** Begin Material for this exercise **
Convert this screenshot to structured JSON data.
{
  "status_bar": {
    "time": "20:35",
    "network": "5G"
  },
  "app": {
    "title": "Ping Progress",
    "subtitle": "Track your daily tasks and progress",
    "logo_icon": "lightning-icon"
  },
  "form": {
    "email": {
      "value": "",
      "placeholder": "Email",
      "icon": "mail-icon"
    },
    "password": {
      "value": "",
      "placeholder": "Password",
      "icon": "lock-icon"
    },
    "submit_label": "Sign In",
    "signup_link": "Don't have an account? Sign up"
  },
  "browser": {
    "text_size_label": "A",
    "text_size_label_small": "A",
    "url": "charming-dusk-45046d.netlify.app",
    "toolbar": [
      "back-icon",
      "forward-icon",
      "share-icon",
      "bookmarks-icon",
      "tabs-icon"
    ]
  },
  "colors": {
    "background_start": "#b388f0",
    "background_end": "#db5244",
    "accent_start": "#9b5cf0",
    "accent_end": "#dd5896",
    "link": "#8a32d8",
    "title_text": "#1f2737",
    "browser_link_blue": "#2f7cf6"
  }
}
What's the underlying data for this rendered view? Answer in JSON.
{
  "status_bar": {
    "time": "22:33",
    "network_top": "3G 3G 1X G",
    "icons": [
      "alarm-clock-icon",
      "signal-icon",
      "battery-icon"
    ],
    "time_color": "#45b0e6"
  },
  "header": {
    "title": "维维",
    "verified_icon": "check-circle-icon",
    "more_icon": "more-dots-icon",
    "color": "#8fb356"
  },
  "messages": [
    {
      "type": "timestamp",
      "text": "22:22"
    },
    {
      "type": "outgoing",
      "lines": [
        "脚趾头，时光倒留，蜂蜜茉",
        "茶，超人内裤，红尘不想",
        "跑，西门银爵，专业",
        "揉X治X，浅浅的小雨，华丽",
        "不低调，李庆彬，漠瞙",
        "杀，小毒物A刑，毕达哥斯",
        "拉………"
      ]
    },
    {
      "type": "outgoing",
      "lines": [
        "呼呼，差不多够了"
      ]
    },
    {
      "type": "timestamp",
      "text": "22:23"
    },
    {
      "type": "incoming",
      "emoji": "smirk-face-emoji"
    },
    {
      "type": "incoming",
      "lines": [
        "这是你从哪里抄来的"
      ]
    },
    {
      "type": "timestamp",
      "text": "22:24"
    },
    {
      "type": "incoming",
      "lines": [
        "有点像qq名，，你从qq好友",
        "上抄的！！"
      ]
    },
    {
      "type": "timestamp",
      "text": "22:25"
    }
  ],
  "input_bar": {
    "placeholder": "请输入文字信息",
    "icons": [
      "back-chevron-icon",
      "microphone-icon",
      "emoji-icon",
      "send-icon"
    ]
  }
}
** End Material for this exercise **
### [Work required]
Reproduce the material verbatim, line by line.

### [Complete answer]
Convert this screenshot to structured JSON data.
{
  "status_bar": {
    "time": "20:35",
    "network": "5G"
  },
  "app": {
    "title": "Ping Progress",
    "subtitle": "Track your daily tasks and progress",
    "logo_icon": "lightning-icon"
  },
  "form": {
    "email": {
      "value": "",
      "placeholder": "Email",
      "icon": "mail-icon"
    },
    "password": {
      "value": "",
      "placeholder": "Password",
      "icon": "lock-icon"
    },
    "submit_label": "Sign In",
    "signup_link": "Don't have an account? Sign up"
  },
  "browser": {
    "text_size_label": "A",
    "text_size_label_small": "A",
    "url": "charming-dusk-45046d.netlify.app",
    "toolbar": [
      "back-icon",
      "forward-icon",
      "share-icon",
      "bookmarks-icon",
      "tabs-icon"
    ]
  },
  "colors": {
    "background_start": "#b388f0",
    "background_end": "#db5244",
    "accent_start": "#9b5cf0",
    "accent_end": "#dd5896",
    "link": "#8a32d8",
    "title_text": "#1f2737",
    "browser_link_blue": "#2f7cf6"
  }
}
What's the underlying data for this rendered view? Answer in JSON.
{
  "status_bar": {
    "time": "22:33",
    "network_top": "3G 3G 1X G",
    "icons": [
      "alarm-clock-icon",
      "signal-icon",
      "battery-icon"
    ],
    "time_color": "#45b0e6"
  },
  "header": {
    "title": "维维",
    "verified_icon": "check-circle-icon",
    "more_icon": "more-dots-icon",
    "color": "#8fb356"
  },
  "messages": [
    {
      "type": "timestamp",
      "text": "22:22"
    },
    {
      "type": "outgoing",
      "lines": [
        "脚趾头，时光倒留，蜂蜜茉",
        "茶，超人内裤，红尘不想",
        "跑，西门银爵，专业",
        "揉X治X，浅浅的小雨，华丽",
        "不低调，李庆彬，漠瞙",
        "杀，小毒物A刑，毕达哥斯",
        "拉………"
      ]
    },
    {
      "type": "outgoing",
      "lines": [
        "呼呼，差不多够了"
      ]
    },
    {
      "type": "timestamp",
      "text": "22:23"
    },
    {
      "type": "incoming",
      "emoji": "smirk-face-emoji"
    },
    {
      "type": "incoming",
      "lines": [
        "这是你从哪里抄来的"
      ]
    },
    {
      "type": "timestamp",
      "text": "22:24"
    },
    {
      "type": "incoming",
      "lines": [
        "有点像qq名，，你从qq好友",
        "上抄的！！"
      ]
    },
    {
      "type": "timestamp",
      "text": "22:25"
    }
  ],
  "input_bar": {
    "placeholder": "请输入文字信息",
    "icons": [
      "back-chevron-icon",
      "microphone-icon",
      "emoji-icon",
      "send-icon"
    ]
  }
}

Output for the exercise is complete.